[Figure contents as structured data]
++++++++++
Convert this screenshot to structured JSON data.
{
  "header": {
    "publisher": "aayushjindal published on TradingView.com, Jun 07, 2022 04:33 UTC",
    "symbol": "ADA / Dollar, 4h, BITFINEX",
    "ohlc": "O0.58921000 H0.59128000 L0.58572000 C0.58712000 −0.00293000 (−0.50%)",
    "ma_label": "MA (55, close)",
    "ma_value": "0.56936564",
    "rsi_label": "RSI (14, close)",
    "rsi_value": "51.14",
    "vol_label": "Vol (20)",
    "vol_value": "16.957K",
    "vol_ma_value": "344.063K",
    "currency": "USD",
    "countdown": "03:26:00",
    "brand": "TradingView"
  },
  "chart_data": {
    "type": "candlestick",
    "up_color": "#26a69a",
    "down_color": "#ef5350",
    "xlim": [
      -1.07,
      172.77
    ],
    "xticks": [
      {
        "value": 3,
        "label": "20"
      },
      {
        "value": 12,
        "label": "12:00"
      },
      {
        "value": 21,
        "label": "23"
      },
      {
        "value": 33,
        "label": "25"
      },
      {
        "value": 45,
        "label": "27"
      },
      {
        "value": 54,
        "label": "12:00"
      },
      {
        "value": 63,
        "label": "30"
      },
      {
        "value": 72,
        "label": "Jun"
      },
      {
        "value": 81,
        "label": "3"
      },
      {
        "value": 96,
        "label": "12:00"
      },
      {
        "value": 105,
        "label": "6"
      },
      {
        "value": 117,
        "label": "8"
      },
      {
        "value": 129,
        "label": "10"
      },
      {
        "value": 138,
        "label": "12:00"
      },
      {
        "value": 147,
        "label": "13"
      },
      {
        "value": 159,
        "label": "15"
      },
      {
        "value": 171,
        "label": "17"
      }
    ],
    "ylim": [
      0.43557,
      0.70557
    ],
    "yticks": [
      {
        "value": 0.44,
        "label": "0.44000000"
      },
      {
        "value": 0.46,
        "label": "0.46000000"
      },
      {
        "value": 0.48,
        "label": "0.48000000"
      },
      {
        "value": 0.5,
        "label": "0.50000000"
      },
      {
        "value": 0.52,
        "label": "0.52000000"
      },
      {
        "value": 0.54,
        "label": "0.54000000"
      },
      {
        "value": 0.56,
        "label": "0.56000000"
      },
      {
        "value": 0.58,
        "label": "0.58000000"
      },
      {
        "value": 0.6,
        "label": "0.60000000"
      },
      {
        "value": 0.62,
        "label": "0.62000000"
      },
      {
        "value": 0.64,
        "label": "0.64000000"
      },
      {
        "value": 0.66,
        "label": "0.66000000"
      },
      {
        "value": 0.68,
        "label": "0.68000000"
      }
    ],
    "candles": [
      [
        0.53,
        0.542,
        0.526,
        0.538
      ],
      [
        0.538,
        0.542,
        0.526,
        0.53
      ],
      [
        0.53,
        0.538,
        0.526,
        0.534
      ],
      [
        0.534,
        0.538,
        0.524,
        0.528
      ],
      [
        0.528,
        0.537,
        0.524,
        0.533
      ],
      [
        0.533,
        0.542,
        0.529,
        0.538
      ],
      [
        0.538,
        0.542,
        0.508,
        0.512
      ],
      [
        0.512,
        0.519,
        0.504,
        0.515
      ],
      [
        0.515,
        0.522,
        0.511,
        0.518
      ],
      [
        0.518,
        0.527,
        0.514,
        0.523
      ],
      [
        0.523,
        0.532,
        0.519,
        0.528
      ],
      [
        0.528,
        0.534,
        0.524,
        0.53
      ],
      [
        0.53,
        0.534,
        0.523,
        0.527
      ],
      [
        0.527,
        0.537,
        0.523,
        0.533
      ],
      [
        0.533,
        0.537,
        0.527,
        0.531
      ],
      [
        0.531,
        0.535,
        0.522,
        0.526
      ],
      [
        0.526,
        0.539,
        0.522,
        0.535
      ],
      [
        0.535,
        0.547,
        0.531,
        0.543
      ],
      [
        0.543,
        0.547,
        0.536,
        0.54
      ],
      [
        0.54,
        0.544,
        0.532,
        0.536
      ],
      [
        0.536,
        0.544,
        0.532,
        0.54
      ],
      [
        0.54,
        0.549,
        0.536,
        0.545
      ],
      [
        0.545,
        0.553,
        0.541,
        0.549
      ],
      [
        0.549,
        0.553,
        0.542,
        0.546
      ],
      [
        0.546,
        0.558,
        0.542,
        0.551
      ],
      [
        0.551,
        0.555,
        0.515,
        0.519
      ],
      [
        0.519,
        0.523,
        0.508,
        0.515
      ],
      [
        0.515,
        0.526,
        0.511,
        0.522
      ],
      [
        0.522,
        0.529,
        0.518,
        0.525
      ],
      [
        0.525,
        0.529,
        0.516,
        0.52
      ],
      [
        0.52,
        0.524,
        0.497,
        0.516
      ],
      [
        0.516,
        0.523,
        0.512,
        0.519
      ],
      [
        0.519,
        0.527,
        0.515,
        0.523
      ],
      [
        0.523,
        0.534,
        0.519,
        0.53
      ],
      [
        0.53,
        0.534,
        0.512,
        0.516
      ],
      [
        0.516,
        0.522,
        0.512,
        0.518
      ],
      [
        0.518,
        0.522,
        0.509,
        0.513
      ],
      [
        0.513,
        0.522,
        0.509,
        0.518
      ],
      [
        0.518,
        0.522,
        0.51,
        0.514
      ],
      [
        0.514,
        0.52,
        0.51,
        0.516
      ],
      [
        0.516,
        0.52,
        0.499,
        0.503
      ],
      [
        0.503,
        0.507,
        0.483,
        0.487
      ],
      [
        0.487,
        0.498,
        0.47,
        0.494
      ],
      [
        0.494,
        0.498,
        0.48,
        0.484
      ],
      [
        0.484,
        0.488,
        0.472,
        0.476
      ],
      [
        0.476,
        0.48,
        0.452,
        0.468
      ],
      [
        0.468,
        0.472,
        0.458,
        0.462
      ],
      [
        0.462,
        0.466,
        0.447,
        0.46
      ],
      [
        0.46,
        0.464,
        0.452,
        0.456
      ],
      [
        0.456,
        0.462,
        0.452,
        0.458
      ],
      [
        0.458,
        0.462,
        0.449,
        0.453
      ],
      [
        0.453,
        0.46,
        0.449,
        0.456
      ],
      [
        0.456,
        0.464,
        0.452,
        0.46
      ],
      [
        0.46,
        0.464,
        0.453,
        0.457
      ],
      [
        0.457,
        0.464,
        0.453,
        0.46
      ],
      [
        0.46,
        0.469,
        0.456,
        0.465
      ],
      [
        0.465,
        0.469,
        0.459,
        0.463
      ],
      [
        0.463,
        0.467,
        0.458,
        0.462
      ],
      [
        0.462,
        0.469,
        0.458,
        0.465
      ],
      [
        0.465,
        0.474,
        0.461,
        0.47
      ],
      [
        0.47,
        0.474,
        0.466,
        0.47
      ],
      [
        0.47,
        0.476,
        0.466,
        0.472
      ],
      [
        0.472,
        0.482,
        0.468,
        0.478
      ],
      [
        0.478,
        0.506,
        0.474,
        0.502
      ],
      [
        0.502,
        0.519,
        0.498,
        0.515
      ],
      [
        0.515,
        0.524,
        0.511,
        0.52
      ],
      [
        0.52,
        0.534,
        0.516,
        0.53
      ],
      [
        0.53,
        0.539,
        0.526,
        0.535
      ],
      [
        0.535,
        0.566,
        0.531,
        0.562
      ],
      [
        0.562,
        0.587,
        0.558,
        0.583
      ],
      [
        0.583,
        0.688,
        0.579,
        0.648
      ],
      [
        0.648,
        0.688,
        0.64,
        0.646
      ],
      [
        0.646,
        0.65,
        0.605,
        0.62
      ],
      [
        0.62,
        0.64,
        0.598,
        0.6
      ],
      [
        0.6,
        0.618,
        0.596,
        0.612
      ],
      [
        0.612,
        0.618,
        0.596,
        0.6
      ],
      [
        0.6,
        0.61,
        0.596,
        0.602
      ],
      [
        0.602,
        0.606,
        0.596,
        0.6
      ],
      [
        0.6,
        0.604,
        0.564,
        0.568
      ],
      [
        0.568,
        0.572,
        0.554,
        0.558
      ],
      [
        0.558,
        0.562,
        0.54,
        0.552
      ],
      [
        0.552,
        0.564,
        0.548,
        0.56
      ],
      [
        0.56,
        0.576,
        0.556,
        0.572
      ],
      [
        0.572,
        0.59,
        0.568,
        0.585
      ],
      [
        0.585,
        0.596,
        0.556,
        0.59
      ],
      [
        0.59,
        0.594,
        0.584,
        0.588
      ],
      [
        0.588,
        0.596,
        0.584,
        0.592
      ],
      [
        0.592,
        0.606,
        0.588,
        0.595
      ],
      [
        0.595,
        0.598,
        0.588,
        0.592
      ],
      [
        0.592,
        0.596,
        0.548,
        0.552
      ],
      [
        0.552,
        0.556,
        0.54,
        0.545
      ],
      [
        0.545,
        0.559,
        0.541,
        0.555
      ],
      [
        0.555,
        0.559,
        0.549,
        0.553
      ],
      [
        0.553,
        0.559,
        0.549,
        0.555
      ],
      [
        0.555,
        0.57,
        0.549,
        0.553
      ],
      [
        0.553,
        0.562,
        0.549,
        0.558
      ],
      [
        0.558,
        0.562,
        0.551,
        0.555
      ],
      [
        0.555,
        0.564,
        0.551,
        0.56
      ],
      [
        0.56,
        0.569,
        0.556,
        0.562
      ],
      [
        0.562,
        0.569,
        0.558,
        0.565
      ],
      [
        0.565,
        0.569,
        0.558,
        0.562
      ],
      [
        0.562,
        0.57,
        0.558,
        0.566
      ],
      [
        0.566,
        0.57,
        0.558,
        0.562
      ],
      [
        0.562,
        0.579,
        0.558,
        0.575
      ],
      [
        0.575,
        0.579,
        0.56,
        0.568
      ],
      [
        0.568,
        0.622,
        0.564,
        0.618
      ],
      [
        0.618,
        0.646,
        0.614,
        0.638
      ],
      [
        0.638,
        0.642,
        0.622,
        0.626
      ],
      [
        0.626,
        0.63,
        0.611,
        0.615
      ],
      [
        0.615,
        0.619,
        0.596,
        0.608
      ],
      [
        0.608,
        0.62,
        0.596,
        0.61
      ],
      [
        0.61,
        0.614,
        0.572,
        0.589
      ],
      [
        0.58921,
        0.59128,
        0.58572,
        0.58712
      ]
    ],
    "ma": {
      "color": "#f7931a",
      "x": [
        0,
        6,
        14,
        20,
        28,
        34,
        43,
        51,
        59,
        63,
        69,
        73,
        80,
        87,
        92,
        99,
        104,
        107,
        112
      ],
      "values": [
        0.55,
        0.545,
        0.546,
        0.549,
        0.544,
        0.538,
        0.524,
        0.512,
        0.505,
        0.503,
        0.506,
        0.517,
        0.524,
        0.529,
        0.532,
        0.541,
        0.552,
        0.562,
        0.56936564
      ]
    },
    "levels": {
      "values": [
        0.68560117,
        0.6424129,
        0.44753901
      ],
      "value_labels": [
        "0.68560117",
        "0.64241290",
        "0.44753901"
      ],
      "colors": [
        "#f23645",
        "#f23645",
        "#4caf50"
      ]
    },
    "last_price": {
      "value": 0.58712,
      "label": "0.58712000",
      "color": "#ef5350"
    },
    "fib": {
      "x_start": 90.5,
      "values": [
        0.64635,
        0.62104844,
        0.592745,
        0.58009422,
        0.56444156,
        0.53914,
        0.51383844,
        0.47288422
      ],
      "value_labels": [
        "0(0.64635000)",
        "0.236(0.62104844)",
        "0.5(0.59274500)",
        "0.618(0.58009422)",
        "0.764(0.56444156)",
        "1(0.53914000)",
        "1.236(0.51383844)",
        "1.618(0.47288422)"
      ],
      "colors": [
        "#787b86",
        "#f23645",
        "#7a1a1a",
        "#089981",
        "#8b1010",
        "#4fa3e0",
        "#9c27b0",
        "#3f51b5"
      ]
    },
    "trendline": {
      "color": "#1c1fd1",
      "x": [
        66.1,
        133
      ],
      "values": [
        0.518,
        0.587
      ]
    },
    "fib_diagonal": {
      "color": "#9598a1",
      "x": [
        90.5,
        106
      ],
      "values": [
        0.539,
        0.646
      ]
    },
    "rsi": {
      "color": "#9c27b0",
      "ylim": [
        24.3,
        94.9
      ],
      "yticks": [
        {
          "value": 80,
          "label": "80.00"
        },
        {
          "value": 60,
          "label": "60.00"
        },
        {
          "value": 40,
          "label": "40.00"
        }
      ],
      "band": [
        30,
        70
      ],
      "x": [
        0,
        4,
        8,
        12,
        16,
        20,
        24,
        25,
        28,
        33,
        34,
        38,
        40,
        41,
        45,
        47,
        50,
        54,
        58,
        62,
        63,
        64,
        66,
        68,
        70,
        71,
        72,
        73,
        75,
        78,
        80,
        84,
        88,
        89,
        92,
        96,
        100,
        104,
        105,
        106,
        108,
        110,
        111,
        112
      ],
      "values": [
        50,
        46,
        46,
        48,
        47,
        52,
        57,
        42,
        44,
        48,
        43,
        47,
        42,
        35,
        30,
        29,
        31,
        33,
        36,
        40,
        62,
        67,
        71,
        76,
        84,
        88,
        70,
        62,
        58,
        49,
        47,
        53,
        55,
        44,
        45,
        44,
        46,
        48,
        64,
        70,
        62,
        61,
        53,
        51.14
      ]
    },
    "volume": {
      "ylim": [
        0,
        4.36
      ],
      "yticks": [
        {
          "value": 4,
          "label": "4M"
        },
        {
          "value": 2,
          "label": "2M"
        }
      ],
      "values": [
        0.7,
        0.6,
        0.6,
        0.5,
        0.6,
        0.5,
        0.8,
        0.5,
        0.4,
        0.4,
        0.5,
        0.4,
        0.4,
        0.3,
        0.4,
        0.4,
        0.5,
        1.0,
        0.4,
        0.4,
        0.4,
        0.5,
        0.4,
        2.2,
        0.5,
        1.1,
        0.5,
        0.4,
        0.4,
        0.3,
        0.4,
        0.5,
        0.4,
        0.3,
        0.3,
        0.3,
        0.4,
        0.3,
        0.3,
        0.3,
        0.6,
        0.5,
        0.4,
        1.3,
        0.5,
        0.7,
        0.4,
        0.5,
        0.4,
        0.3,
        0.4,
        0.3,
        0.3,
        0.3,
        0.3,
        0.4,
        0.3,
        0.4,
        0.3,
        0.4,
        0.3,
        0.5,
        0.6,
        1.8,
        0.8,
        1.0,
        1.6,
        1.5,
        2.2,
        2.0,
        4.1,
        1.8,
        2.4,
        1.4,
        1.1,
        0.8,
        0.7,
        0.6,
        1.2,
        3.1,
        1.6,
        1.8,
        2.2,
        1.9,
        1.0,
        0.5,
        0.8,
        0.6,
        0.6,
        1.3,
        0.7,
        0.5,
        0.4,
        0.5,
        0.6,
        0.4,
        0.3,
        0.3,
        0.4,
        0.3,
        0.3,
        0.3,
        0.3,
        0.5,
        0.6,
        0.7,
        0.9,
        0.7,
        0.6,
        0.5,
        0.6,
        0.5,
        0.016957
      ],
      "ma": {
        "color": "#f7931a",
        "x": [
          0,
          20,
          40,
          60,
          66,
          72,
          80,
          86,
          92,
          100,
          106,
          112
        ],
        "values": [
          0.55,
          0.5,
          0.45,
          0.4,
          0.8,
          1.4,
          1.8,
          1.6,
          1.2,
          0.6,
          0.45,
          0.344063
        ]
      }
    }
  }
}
++++++++++
• _To do_
Go through the records above and copy every line with the word "close".

• _Task answer_
    "ma_label": "MA (55, close)",
    "rsi_label": "RSI (14, close)",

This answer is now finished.